- **WORKING DATA**:
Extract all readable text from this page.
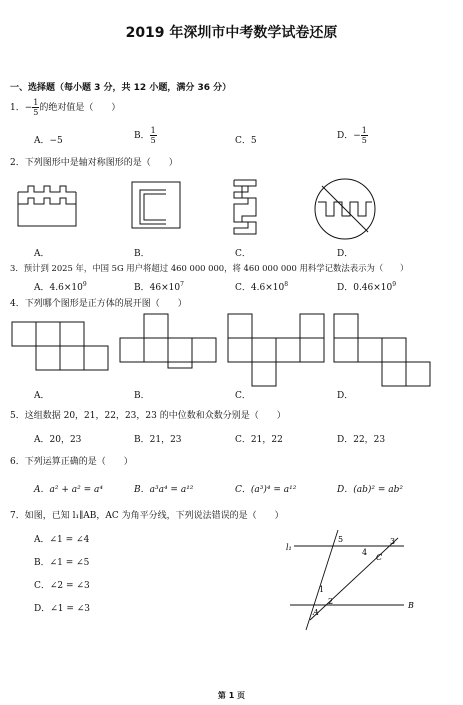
2019 年深圳市中考数学试卷还原
一、选择题（每小题 3 分，共 12 小题，满分 36 分）
1．− $\frac{1}{5}$ 的绝对值是（　　）
A．−5	B． $\frac{1}{5}$	C．5	D．− $\frac{1}{5}$
2．下列图形中是轴对称图形的是（　　）
A．	B．	C．	D．
3．预计到 2025 年，中国 5G 用户将超过 460 000 000，将 460 000 000 用科学记数法表示为（　　）
A．$4.6\times 10^9$	B．$46\times 10^7$	C．$4.6\times 10^8$	D．$0.46\times 10^9$
4．下列哪个图形是正方体的展开图（　　）
A．	B．	C．	D．
5．这组数据 20，21，22，23，23 的中位数和众数分别是（　　）
A．20，23	B．21，23	C．21，22	D．22，23
6．下列运算正确的是（　　）
A．a² + a² = a⁴	B．a³a⁴ = a¹²	C．(a³)⁴ = a¹²	D．(ab)² = ab²
7．如图，已知 l₁∥AB，AC 为角平分线，下列说法错误的是（　　）
A．∠1 = ∠4
B．∠1 = ∠5
C．∠2 = ∠3
D．∠1 = ∠3
l₁
5
4
3
C
1
2
A
B
第 1 页
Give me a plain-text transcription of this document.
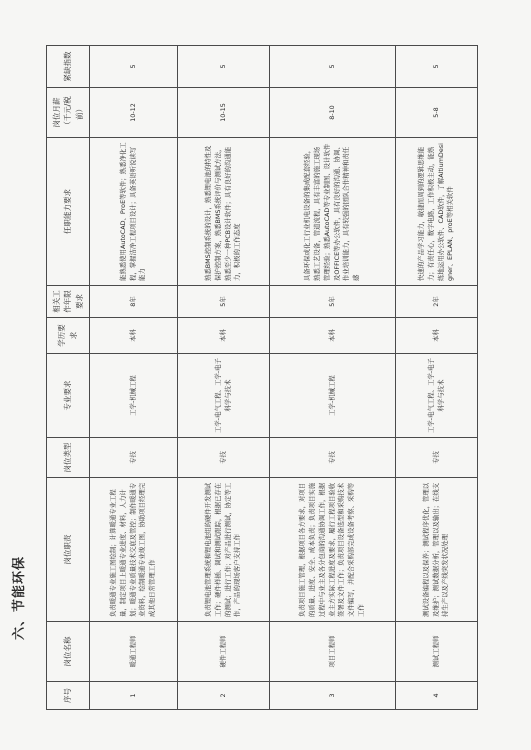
六、节能环保
序号	岗位名称	岗位职责	岗位类型	专业要求	学历要求	相关工作年限要求	任职能力要求	岗位月薪（千元/税前）	紧缺指数
1	暖通工程师	负责暖通专业施工图绘制；计算暖通专业工程量，制定项目上暖通专业进度、材料，人力计划；暖通专业质量技术交底及管控；制作暖通专业资料，绘制暖通专业竣工图，协助项目经理完成其他日常管理工作	专技	工学-机械工程	本科	8年	能熟悉使用AutoCAD、ProE等软件；熟悉净化工程，掌握洁净工程项目设计；具备英语听说读写能力	10-12	5
2	硬件工程师	负责锂电池管理系统和锂电池组的硬件开发测试工作；硬件样插、调试和测试跟踪，根据已存在的测试；进行工作；对产品进行测试，协定等工作，产品的现场客户支持工作	专技	工学-电气工程、工学-电子科学与技术	本科	5年	熟悉BMS控制系统的设计，熟悉锂电池的特性及保护控制方案，熟悉BMS系统评价与测试方法，熟悉至少一种PCB设计软件；具有良好的沟通能力，积极的工作态度	10-15	5
3	项目工程师	负责项目施工管理，根据项目各方要求，对项目的质量、进度、安全、成本负责；负责项目实施过程中与业主及各分包商的沟通协调工作，根据业主方实际工程进度及要求，履行工程项目验收签署及文件工作；负责项目设备选型和采购技术文件编写，并配合采购部完成设备考察、采购等工作	专技	工学-机械工程	本科	5年	具备环保或化工行业机电设备的集成配套经验，熟悉工艺设备，管道流程，具有丰富的施工现场管理经验；熟悉AutoCAD等专业制图、设计软件及OFFICE等办公软件，具有良好的沟通、协调、作业培训能力，具有较强的团队合作精神和责任感	8-10	5
4	测试工程师	测试设备编程以及保养；测试程序优化，管理以及维护；测试数据分析，管理以及输出；在线支持生产以及产线突发状况处理	专技	工学-电气工程、工学-电子科学与技术	本科	2年	快速的产品学习能力，敏捷而周到的逻辑思维能力；有责任心，数字电路，工作积极主动，能熟练地运用办公软件、CAD软件，了解AltiumDesigner、EPLAN、proE等相关软件	5-8	5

- **STATED GOAL**:
Each record should be quoted exactly, with the images omitted.

- **EXERCISE SOLUTION**:
Extract all readable text from this page.
2019 年深圳市中考数学试卷还原
一、选择题（每小题 3 分，共 12 小题，满分 36 分）
1．− $\frac{1}{5}$ 的绝对值是（　　）
A．−5	B． $\frac{1}{5}$	C．5	D．− $\frac{1}{5}$
2．下列图形中是轴对称图形的是（　　）
A．	B．	C．	D．
3．预计到 2025 年，中国 5G 用户将超过 460 000 000，将 460 000 000 用科学记数法表示为（　　）
A．$4.6\times 10^9$	B．$46\times 10^7$	C．$4.6\times 10^8$	D．$0.46\times 10^9$
4．下列哪个图形是正方体的展开图（　　）
A．	B．	C．	D．
5．这组数据 20，21，22，23，23 的中位数和众数分别是（　　）
A．20，23	B．21，23	C．21，22	D．22，23
6．下列运算正确的是（　　）
A．a² + a² = a⁴	B．a³a⁴ = a¹²	C．(a³)⁴ = a¹²	D．(ab)² = ab²
7．如图，已知 l₁∥AB，AC 为角平分线，下列说法错误的是（　　）
A．∠1 = ∠4
B．∠1 = ∠5
C．∠2 = ∠3
D．∠1 = ∠3
l₁
5
4
3
C
1
2
A
B
第 1 页
Give me a plain-text transcription of this document.
六、节能环保
序号	岗位名称	岗位职责	岗位类型	专业要求	学历要求	相关工作年限要求	任职能力要求	岗位月薪（千元/税前）	紧缺指数
1	暖通工程师	负责暖通专业施工图绘制；计算暖通专业工程量，制定项目上暖通专业进度、材料，人力计划；暖通专业质量技术交底及管控；制作暖通专业资料，绘制暖通专业竣工图，协助项目经理完成其他日常管理工作	专技	工学-机械工程	本科	8年	能熟悉使用AutoCAD、ProE等软件；熟悉净化工程，掌握洁净工程项目设计；具备英语听说读写能力	10-12	5
2	硬件工程师	负责锂电池管理系统和锂电池组的硬件开发测试工作；硬件样插、调试和测试跟踪，根据已存在的测试；进行工作；对产品进行测试，协定等工作，产品的现场客户支持工作	专技	工学-电气工程、工学-电子科学与技术	本科	5年	熟悉BMS控制系统的设计，熟悉锂电池的特性及保护控制方案，熟悉BMS系统评价与测试方法，熟悉至少一种PCB设计软件；具有良好的沟通能力，积极的工作态度	10-15	5
3	项目工程师	负责项目施工管理，根据项目各方要求，对项目的质量、进度、安全、成本负责；负责项目实施过程中与业主及各分包商的沟通协调工作，根据业主方实际工程进度及要求，履行工程项目验收签署及文件工作；负责项目设备选型和采购技术文件编写，并配合采购部完成设备考察、采购等工作	专技	工学-机械工程	本科	5年	具备环保或化工行业机电设备的集成配套经验，熟悉工艺设备，管道流程，具有丰富的施工现场管理经验；熟悉AutoCAD等专业制图、设计软件及OFFICE等办公软件，具有良好的沟通、协调、作业培训能力，具有较强的团队合作精神和责任感	8-10	5
4	测试工程师	测试设备编程以及保养；测试程序优化，管理以及维护；测试数据分析，管理以及输出；在线支持生产以及产线突发状况处理	专技	工学-电气工程、工学-电子科学与技术	本科	2年	快速的产品学习能力，敏捷而周到的逻辑思维能力；有责任心，数字电路，工作积极主动，能熟练地运用办公软件、CAD软件，了解AltiumDesigner、EPLAN、proE等相关软件	5-8	5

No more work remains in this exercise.